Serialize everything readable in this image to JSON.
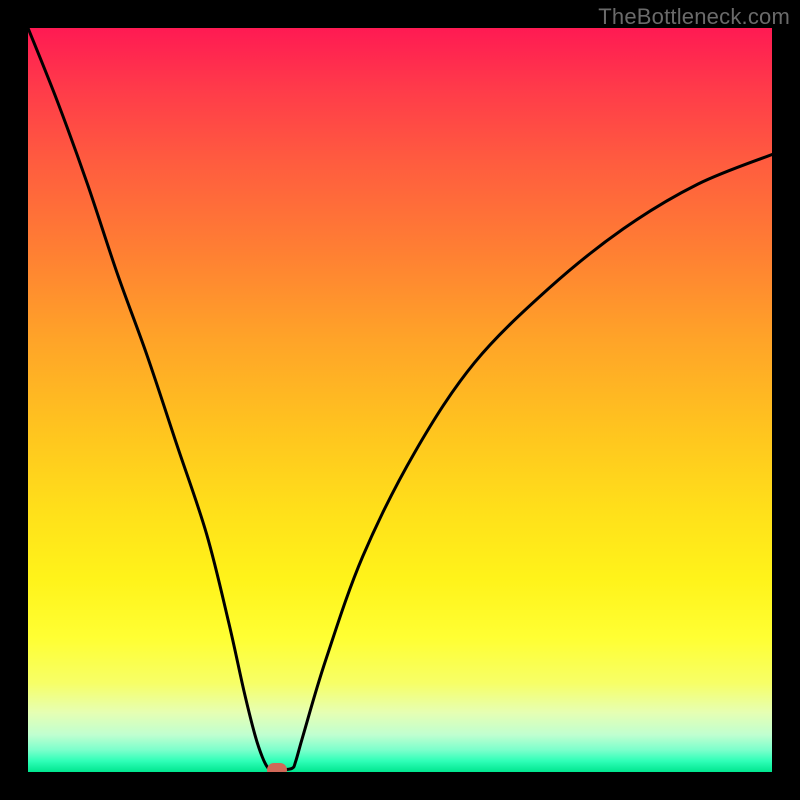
{
  "watermark": "TheBottleneck.com",
  "chart_data": {
    "type": "line",
    "title": "",
    "xlabel": "",
    "ylabel": "",
    "xlim": [
      0,
      100
    ],
    "ylim": [
      0,
      100
    ],
    "grid": false,
    "legend": false,
    "background_gradient": {
      "direction": "vertical",
      "stops": [
        {
          "pos": 0,
          "color": "#ff1a53"
        },
        {
          "pos": 30,
          "color": "#ff7f33"
        },
        {
          "pos": 65,
          "color": "#ffe01a"
        },
        {
          "pos": 90,
          "color": "#f0ff80"
        },
        {
          "pos": 100,
          "color": "#00e68f"
        }
      ]
    },
    "series": [
      {
        "name": "bottleneck-curve",
        "color": "#000000",
        "x": [
          0,
          4,
          8,
          12,
          16,
          20,
          24,
          27,
          29,
          30.5,
          31.5,
          32.3,
          33.0,
          34.0,
          35.5,
          36.0,
          37.0,
          40,
          45,
          52,
          60,
          70,
          80,
          90,
          100
        ],
        "y": [
          100,
          90,
          79,
          67,
          56,
          44,
          32,
          20,
          11,
          5,
          2,
          0.5,
          0.3,
          0.3,
          0.5,
          1.5,
          5,
          15,
          29,
          43,
          55,
          65,
          73,
          79,
          83
        ]
      }
    ],
    "marker": {
      "name": "optimal-point",
      "x": 33.5,
      "y": 0.3,
      "color": "#d06858"
    }
  }
}
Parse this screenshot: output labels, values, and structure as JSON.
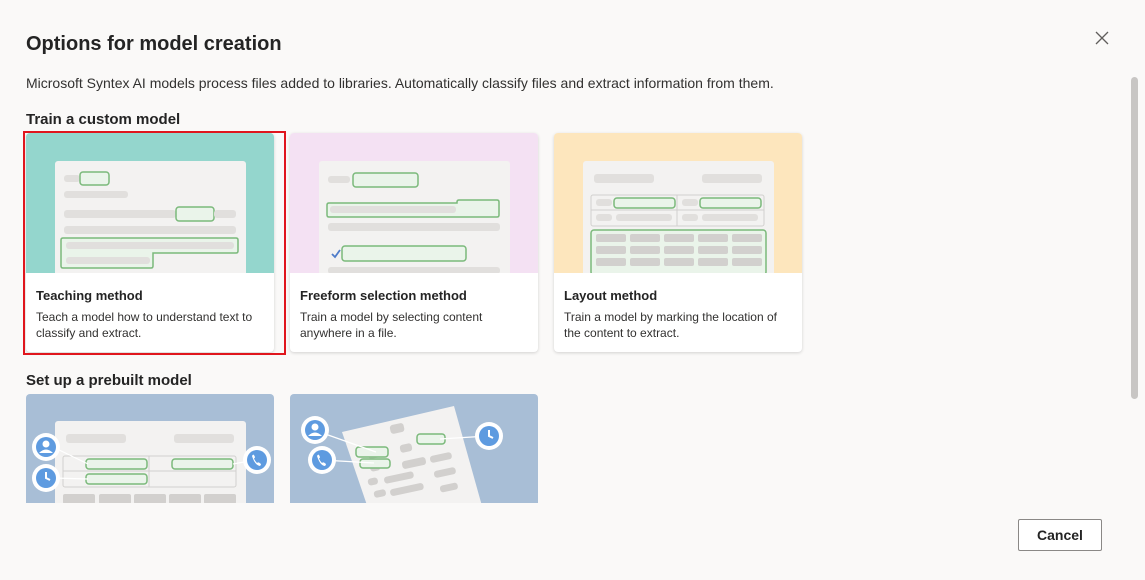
{
  "dialog": {
    "title": "Options for model creation",
    "description": "Microsoft Syntex AI models process files added to libraries. Automatically classify files and extract information from them.",
    "close_icon": "close-icon"
  },
  "custom_section": {
    "heading": "Train a custom model",
    "cards": [
      {
        "title": "Teaching method",
        "description": "Teach a model how to understand text to classify and extract.",
        "art_color": "#94d6cd",
        "selected": true
      },
      {
        "title": "Freeform selection method",
        "description": "Train a model by selecting content anywhere in a file.",
        "art_color": "#f4e1f3",
        "selected": false
      },
      {
        "title": "Layout method",
        "description": "Train a model by marking the location of the content to extract.",
        "art_color": "#fde6bd",
        "selected": false
      }
    ]
  },
  "prebuilt_section": {
    "heading": "Set up a prebuilt model",
    "art_color": "#a8bed6"
  },
  "footer": {
    "cancel_label": "Cancel"
  },
  "colors": {
    "highlight_green": "#7bb97b",
    "selection_outline": "#e0161d",
    "icon_blue": "#5e9be0"
  }
}
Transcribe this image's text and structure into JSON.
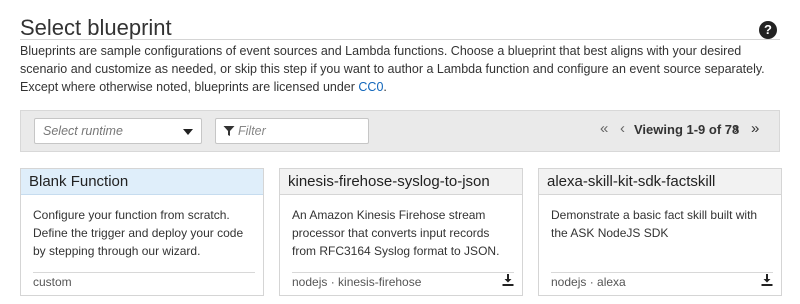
{
  "header": {
    "title": "Select blueprint",
    "help_icon": "?",
    "description": "Blueprints are sample configurations of event sources and Lambda functions. Choose a blueprint that best aligns with your desired scenario and customize as needed, or skip this step if you want to author a Lambda function and configure an event source separately. Except where otherwise noted, blueprints are licensed under ",
    "license_link": "CC0",
    "description_end": "."
  },
  "toolbar": {
    "runtime_placeholder": "Select runtime",
    "filter_placeholder": "Filter",
    "first_icon": "«",
    "prev_icon": "‹",
    "viewing": "Viewing 1-9 of 78",
    "next_icon": "›",
    "last_icon": "»"
  },
  "cards": [
    {
      "title": "Blank Function",
      "description": "Configure your function from scratch. Define the trigger and deploy your code by stepping through our wizard.",
      "tags": "custom",
      "download": false
    },
    {
      "title": "kinesis-firehose-syslog-to-json",
      "description": "An Amazon Kinesis Firehose stream processor that converts input records from RFC3164 Syslog format to JSON.",
      "tags": "nodejs · kinesis-firehose",
      "download": true
    },
    {
      "title": "alexa-skill-kit-sdk-factskill",
      "description": "Demonstrate a basic fact skill built with the ASK NodeJS SDK",
      "tags": "nodejs · alexa",
      "download": true
    }
  ],
  "colors": {
    "link": "#1166bb",
    "selected_header": "#dfeefa"
  }
}
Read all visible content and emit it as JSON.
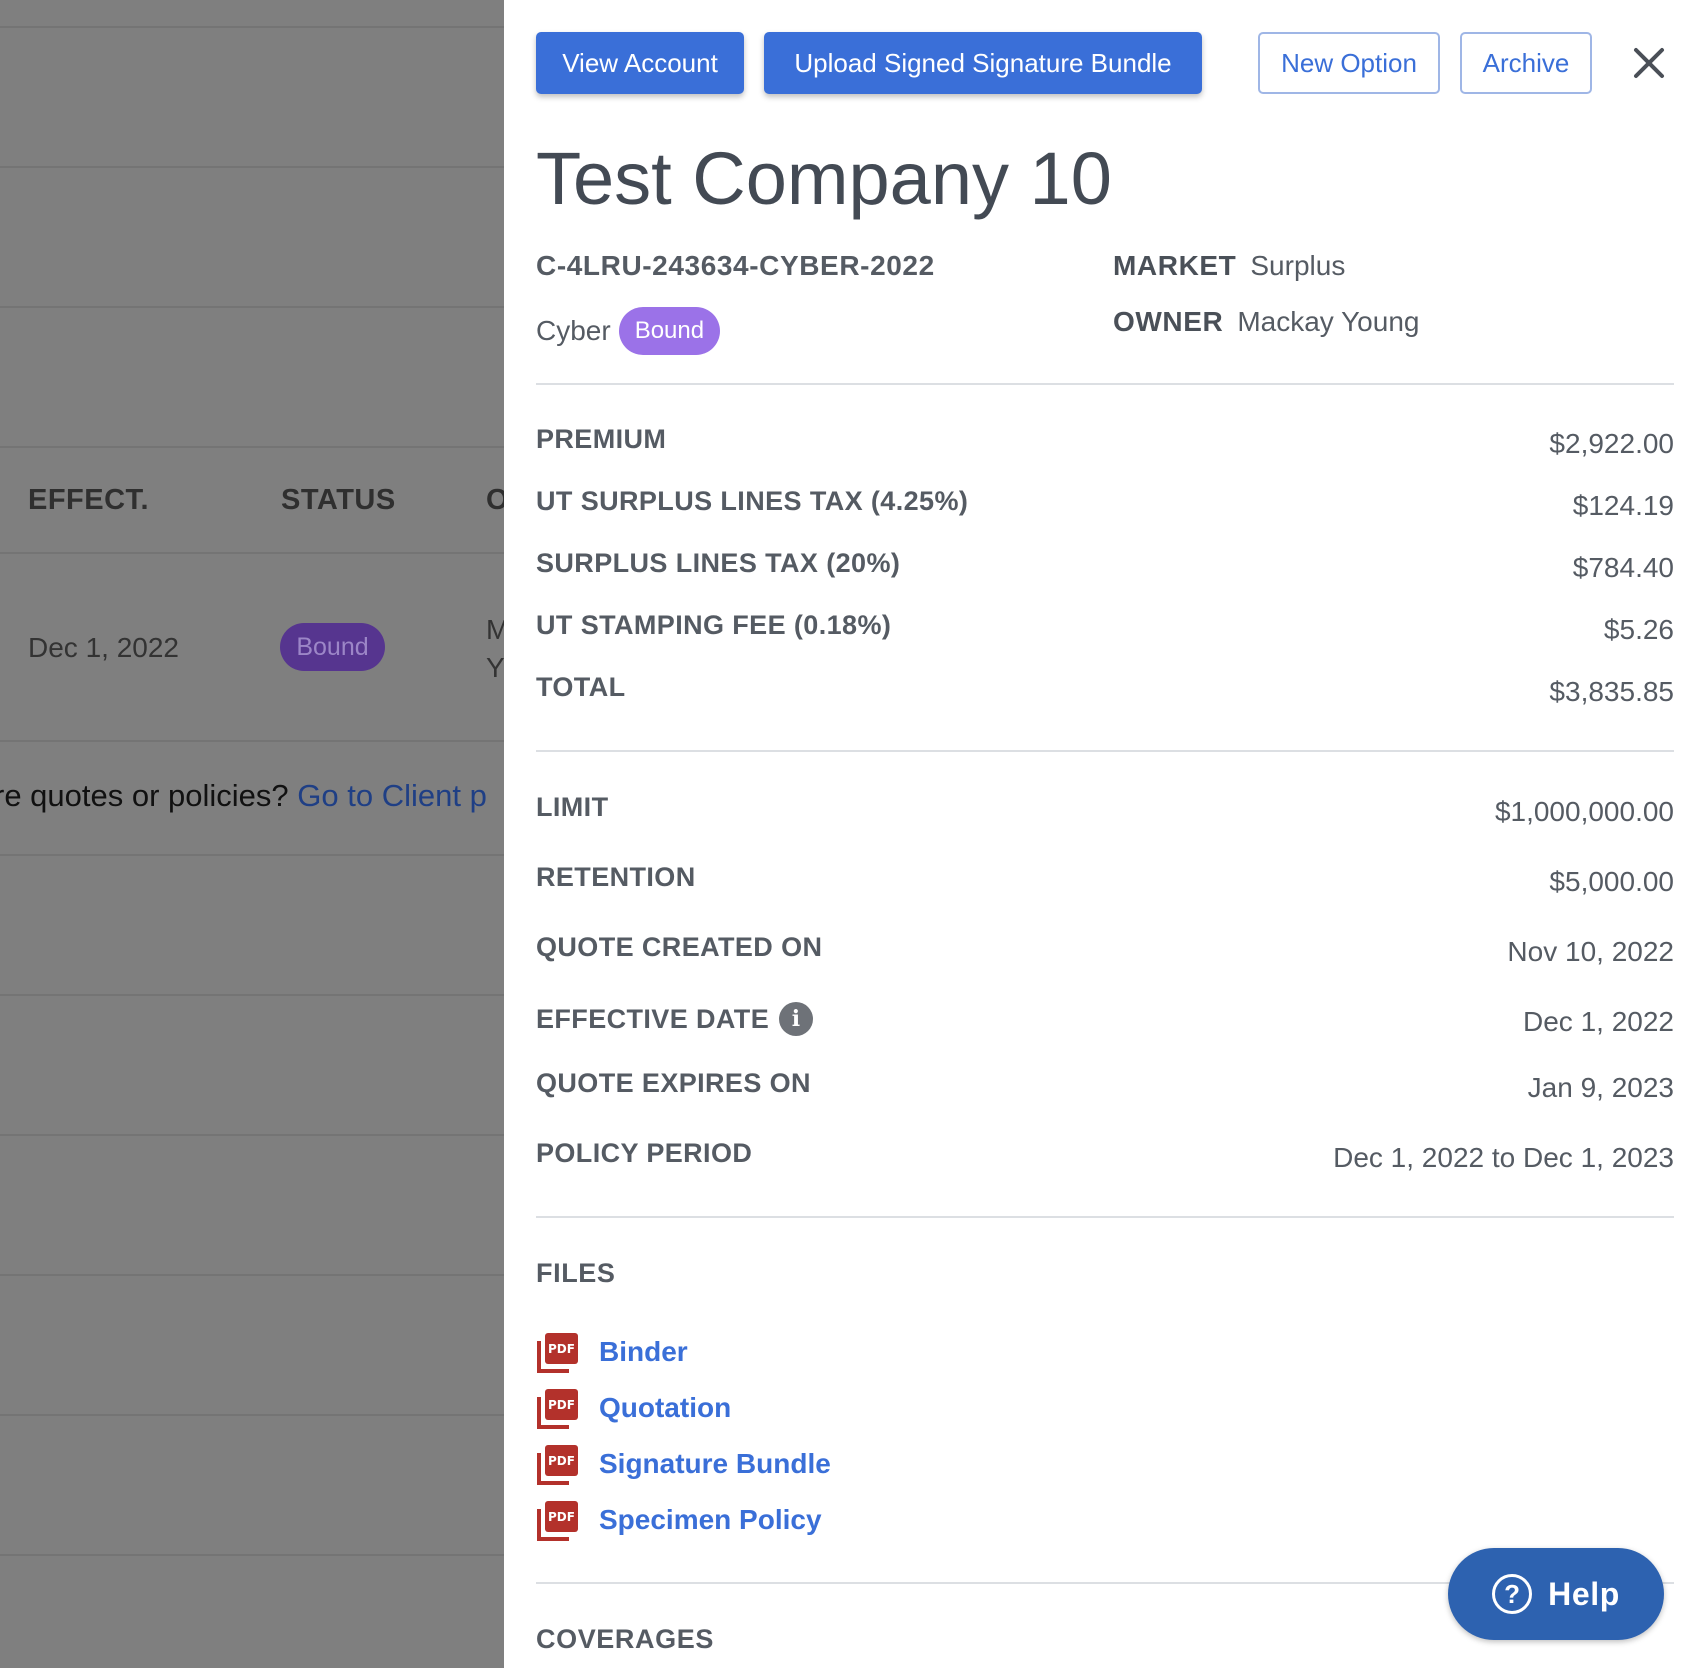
{
  "background": {
    "columns": [
      "EFFECT.",
      "STATUS",
      "O"
    ],
    "row": {
      "effective": "Dec 1, 2022",
      "status": "Bound",
      "owner_line1": "M",
      "owner_line2": "Y"
    },
    "prompt_text": "re quotes or policies?",
    "prompt_link": "Go to Client p"
  },
  "toolbar": {
    "view_account": "View Account",
    "upload_bundle": "Upload Signed Signature Bundle",
    "new_option": "New Option",
    "archive": "Archive"
  },
  "header": {
    "title": "Test Company 10",
    "reference": "C-4LRU-243634-CYBER-2022",
    "line": "Cyber",
    "status": "Bound",
    "market_label": "MARKET",
    "market_value": "Surplus",
    "owner_label": "OWNER",
    "owner_value": "Mackay Young"
  },
  "pricing": [
    {
      "label": "PREMIUM",
      "value": "$2,922.00"
    },
    {
      "label": "UT SURPLUS LINES TAX (4.25%)",
      "value": "$124.19"
    },
    {
      "label": "SURPLUS LINES TAX (20%)",
      "value": "$784.40"
    },
    {
      "label": "UT STAMPING FEE (0.18%)",
      "value": "$5.26"
    },
    {
      "label": "TOTAL",
      "value": "$3,835.85"
    }
  ],
  "details": [
    {
      "label": "LIMIT",
      "value": "$1,000,000.00"
    },
    {
      "label": "RETENTION",
      "value": "$5,000.00"
    },
    {
      "label": "QUOTE CREATED ON",
      "value": "Nov 10, 2022"
    },
    {
      "label": "EFFECTIVE DATE",
      "value": "Dec 1, 2022"
    },
    {
      "label": "QUOTE EXPIRES ON",
      "value": "Jan 9, 2023"
    },
    {
      "label": "POLICY PERIOD",
      "value": "Dec 1, 2022 to Dec 1, 2023"
    }
  ],
  "files": {
    "heading": "FILES",
    "items": [
      "Binder",
      "Quotation",
      "Signature Bundle",
      "Specimen Policy"
    ]
  },
  "coverages": {
    "heading": "COVERAGES"
  },
  "help": {
    "label": "Help"
  },
  "colors": {
    "primary": "#3a6fd8",
    "bound_pill": "#9b72e8",
    "help": "#2d62b0",
    "pdf_red": "#b3312b"
  },
  "icons": {
    "close": "close-icon",
    "info": "info-icon",
    "pdf": "pdf-file-icon",
    "help": "question-circle-icon"
  }
}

------------------------------------

→ **EXERCISE**
The records above need to be given again exactly. Omit the pictures.

→ **ANSWER FOR THE TASK**
Serialize everything readable in this image to JSON.
{
  "watermark": "TheBottleneck.com",
  "chart_data": {
    "type": "line",
    "title": "",
    "xlabel": "",
    "ylabel": "",
    "xlim": [
      0,
      100
    ],
    "ylim": [
      0,
      100
    ],
    "grid": false,
    "legend": false,
    "background_gradient": {
      "direction": "vertical",
      "stops": [
        {
          "pos": 0,
          "color": "#ff1a53"
        },
        {
          "pos": 30,
          "color": "#ff7f33"
        },
        {
          "pos": 65,
          "color": "#ffe01a"
        },
        {
          "pos": 90,
          "color": "#f0ff80"
        },
        {
          "pos": 100,
          "color": "#00e68f"
        }
      ]
    },
    "series": [
      {
        "name": "bottleneck-curve",
        "color": "#000000",
        "x": [
          0,
          4,
          8,
          12,
          16,
          20,
          24,
          27,
          29,
          30.5,
          31.5,
          32.3,
          33.0,
          34.0,
          35.5,
          36.0,
          37.0,
          40,
          45,
          52,
          60,
          70,
          80,
          90,
          100
        ],
        "y": [
          100,
          90,
          79,
          67,
          56,
          44,
          32,
          20,
          11,
          5,
          2,
          0.5,
          0.3,
          0.3,
          0.5,
          1.5,
          5,
          15,
          29,
          43,
          55,
          65,
          73,
          79,
          83
        ]
      }
    ],
    "marker": {
      "name": "optimal-point",
      "x": 33.5,
      "y": 0.3,
      "color": "#d06858"
    }
  }
}
Parse this screenshot: output labels, values, and structure as JSON.
{
  "dialog": {
    "title": "Options for model creation",
    "description": "Microsoft Syntex AI models process files added to libraries. Automatically classify files and extract information from them.",
    "close_icon": "close-icon"
  },
  "custom_section": {
    "heading": "Train a custom model",
    "cards": [
      {
        "title": "Teaching method",
        "description": "Teach a model how to understand text to classify and extract.",
        "art_color": "#94d6cd",
        "selected": true
      },
      {
        "title": "Freeform selection method",
        "description": "Train a model by selecting content anywhere in a file.",
        "art_color": "#f4e1f3",
        "selected": false
      },
      {
        "title": "Layout method",
        "description": "Train a model by marking the location of the content to extract.",
        "art_color": "#fde6bd",
        "selected": false
      }
    ]
  },
  "prebuilt_section": {
    "heading": "Set up a prebuilt model",
    "art_color": "#a8bed6"
  },
  "footer": {
    "cancel_label": "Cancel"
  },
  "colors": {
    "highlight_green": "#7bb97b",
    "selection_outline": "#e0161d",
    "icon_blue": "#5e9be0"
  }
}
Transcribe this image's text and structure into JSON.
{
  "header": {
    "title": "Select blueprint",
    "help_icon": "?",
    "description": "Blueprints are sample configurations of event sources and Lambda functions. Choose a blueprint that best aligns with your desired scenario and customize as needed, or skip this step if you want to author a Lambda function and configure an event source separately. Except where otherwise noted, blueprints are licensed under ",
    "license_link": "CC0",
    "description_end": "."
  },
  "toolbar": {
    "runtime_placeholder": "Select runtime",
    "filter_placeholder": "Filter",
    "first_icon": "«",
    "prev_icon": "‹",
    "viewing": "Viewing 1-9 of 78",
    "next_icon": "›",
    "last_icon": "»"
  },
  "cards": [
    {
      "title": "Blank Function",
      "description": "Configure your function from scratch. Define the trigger and deploy your code by stepping through our wizard.",
      "tags": "custom",
      "download": false
    },
    {
      "title": "kinesis-firehose-syslog-to-json",
      "description": "An Amazon Kinesis Firehose stream processor that converts input records from RFC3164 Syslog format to JSON.",
      "tags": "nodejs · kinesis-firehose",
      "download": true
    },
    {
      "title": "alexa-skill-kit-sdk-factskill",
      "description": "Demonstrate a basic fact skill built with the ASK NodeJS SDK",
      "tags": "nodejs · alexa",
      "download": true
    }
  ],
  "colors": {
    "link": "#1166bb",
    "selected_header": "#dfeefa"
  }
}
Read all visible content and emit it as JSON.
{
  "background": {
    "columns": [
      "EFFECT.",
      "STATUS",
      "O"
    ],
    "row": {
      "effective": "Dec 1, 2022",
      "status": "Bound",
      "owner_line1": "M",
      "owner_line2": "Y"
    },
    "prompt_text": "re quotes or policies?",
    "prompt_link": "Go to Client p"
  },
  "toolbar": {
    "view_account": "View Account",
    "upload_bundle": "Upload Signed Signature Bundle",
    "new_option": "New Option",
    "archive": "Archive"
  },
  "header": {
    "title": "Test Company 10",
    "reference": "C-4LRU-243634-CYBER-2022",
    "line": "Cyber",
    "status": "Bound",
    "market_label": "MARKET",
    "market_value": "Surplus",
    "owner_label": "OWNER",
    "owner_value": "Mackay Young"
  },
  "pricing": [
    {
      "label": "PREMIUM",
      "value": "$2,922.00"
    },
    {
      "label": "UT SURPLUS LINES TAX (4.25%)",
      "value": "$124.19"
    },
    {
      "label": "SURPLUS LINES TAX (20%)",
      "value": "$784.40"
    },
    {
      "label": "UT STAMPING FEE (0.18%)",
      "value": "$5.26"
    },
    {
      "label": "TOTAL",
      "value": "$3,835.85"
    }
  ],
  "details": [
    {
      "label": "LIMIT",
      "value": "$1,000,000.00"
    },
    {
      "label": "RETENTION",
      "value": "$5,000.00"
    },
    {
      "label": "QUOTE CREATED ON",
      "value": "Nov 10, 2022"
    },
    {
      "label": "EFFECTIVE DATE",
      "value": "Dec 1, 2022"
    },
    {
      "label": "QUOTE EXPIRES ON",
      "value": "Jan 9, 2023"
    },
    {
      "label": "POLICY PERIOD",
      "value": "Dec 1, 2022 to Dec 1, 2023"
    }
  ],
  "files": {
    "heading": "FILES",
    "items": [
      "Binder",
      "Quotation",
      "Signature Bundle",
      "Specimen Policy"
    ]
  },
  "coverages": {
    "heading": "COVERAGES"
  },
  "help": {
    "label": "Help"
  },
  "colors": {
    "primary": "#3a6fd8",
    "bound_pill": "#9b72e8",
    "help": "#2d62b0",
    "pdf_red": "#b3312b"
  },
  "icons": {
    "close": "close-icon",
    "info": "info-icon",
    "pdf": "pdf-file-icon",
    "help": "question-circle-icon"
  }
}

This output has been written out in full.